■ **OBJECTIVE**
Quote the whole listing word for word. Do not include the pictures.

■ **ITEMS**
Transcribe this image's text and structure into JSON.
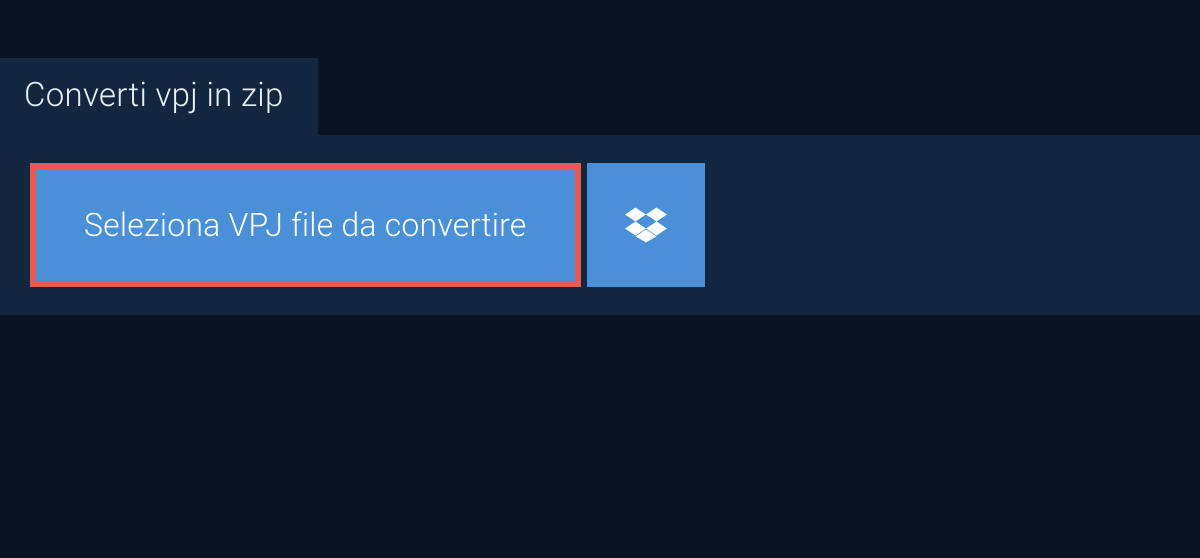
{
  "tab": {
    "title": "Converti vpj in zip"
  },
  "panel": {
    "select_button_label": "Seleziona VPJ file da convertire"
  }
}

■ **FINAL RESULT**
Transcribe this image's text and structure into JSON.
{
  "tab": {
    "title": "Converti vpj in zip"
  },
  "panel": {
    "select_button_label": "Seleziona VPJ file da convertire"
  }
}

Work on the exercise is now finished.